* Begin *

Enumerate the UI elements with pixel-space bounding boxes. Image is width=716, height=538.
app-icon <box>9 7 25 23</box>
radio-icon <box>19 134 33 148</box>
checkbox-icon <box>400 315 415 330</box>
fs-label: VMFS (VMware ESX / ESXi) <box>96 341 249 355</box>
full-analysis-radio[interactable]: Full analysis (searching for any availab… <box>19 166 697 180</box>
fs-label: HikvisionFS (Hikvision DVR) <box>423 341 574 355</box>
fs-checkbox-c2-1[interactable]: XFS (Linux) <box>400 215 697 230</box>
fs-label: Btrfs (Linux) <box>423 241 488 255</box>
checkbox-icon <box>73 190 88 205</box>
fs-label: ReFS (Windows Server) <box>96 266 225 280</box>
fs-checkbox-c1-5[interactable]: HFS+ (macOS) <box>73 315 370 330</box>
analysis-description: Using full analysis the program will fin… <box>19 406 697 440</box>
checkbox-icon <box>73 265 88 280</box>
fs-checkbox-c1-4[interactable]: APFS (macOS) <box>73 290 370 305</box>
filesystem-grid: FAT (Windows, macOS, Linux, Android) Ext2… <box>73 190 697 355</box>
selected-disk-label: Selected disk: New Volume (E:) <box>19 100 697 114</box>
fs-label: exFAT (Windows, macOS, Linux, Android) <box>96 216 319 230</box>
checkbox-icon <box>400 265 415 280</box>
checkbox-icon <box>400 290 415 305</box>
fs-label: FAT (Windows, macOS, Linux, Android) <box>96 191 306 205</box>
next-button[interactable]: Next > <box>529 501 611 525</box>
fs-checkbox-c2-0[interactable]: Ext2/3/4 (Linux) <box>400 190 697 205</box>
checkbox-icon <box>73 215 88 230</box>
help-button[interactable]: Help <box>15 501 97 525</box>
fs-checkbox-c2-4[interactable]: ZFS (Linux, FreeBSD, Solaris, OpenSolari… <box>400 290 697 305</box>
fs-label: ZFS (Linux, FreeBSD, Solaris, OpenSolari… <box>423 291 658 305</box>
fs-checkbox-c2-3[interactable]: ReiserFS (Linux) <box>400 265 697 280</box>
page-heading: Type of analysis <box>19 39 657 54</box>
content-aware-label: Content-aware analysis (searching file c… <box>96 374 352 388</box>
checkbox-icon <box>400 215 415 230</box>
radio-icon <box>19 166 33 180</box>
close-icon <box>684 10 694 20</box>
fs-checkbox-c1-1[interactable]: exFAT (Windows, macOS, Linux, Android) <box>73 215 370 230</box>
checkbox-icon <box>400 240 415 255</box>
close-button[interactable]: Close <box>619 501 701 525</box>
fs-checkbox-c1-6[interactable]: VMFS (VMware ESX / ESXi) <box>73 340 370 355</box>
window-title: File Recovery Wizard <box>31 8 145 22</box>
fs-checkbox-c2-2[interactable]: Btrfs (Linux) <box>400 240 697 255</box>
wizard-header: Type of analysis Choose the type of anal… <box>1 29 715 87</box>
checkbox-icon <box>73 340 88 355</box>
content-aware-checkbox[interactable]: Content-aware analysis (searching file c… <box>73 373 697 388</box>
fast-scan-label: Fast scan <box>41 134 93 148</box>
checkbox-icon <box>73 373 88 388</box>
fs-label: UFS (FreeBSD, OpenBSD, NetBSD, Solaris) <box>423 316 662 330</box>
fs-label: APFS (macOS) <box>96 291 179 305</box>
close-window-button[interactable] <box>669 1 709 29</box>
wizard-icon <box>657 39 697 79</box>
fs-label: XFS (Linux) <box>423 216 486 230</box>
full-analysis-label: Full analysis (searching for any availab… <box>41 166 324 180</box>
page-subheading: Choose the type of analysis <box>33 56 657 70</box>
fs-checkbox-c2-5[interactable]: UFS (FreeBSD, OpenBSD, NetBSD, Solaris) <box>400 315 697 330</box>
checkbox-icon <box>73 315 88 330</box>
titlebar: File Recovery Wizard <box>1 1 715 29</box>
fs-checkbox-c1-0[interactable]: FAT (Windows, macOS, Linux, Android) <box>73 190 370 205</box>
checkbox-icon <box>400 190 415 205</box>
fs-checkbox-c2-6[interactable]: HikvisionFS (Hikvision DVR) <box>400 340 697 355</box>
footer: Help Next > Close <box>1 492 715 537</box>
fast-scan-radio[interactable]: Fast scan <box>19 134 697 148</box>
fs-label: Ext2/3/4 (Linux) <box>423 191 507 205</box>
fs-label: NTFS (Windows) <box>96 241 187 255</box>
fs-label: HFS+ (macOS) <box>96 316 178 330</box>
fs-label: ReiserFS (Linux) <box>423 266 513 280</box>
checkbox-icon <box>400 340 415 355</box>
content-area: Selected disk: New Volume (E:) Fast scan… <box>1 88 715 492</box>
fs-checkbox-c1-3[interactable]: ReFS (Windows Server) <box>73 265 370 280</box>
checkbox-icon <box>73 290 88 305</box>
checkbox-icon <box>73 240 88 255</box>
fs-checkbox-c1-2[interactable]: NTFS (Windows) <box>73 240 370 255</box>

* End *

EXERCISE DETAILS: Repeat the lines above word for word, starting with the very first one and ending with the line that contains "checkbox-icon <box>73 265 88 280</box>", that line included.

OUTPUT BELOW:
Enumerate the UI elements with pixel-space bounding boxes. Image is width=716, height=538.
app-icon <box>9 7 25 23</box>
radio-icon <box>19 134 33 148</box>
checkbox-icon <box>400 315 415 330</box>
fs-label: VMFS (VMware ESX / ESXi) <box>96 341 249 355</box>
full-analysis-radio[interactable]: Full analysis (searching for any availab… <box>19 166 697 180</box>
fs-label: HikvisionFS (Hikvision DVR) <box>423 341 574 355</box>
fs-checkbox-c2-1[interactable]: XFS (Linux) <box>400 215 697 230</box>
fs-label: Btrfs (Linux) <box>423 241 488 255</box>
checkbox-icon <box>73 190 88 205</box>
fs-label: ReFS (Windows Server) <box>96 266 225 280</box>
fs-checkbox-c1-5[interactable]: HFS+ (macOS) <box>73 315 370 330</box>
analysis-description: Using full analysis the program will fin… <box>19 406 697 440</box>
checkbox-icon <box>73 265 88 280</box>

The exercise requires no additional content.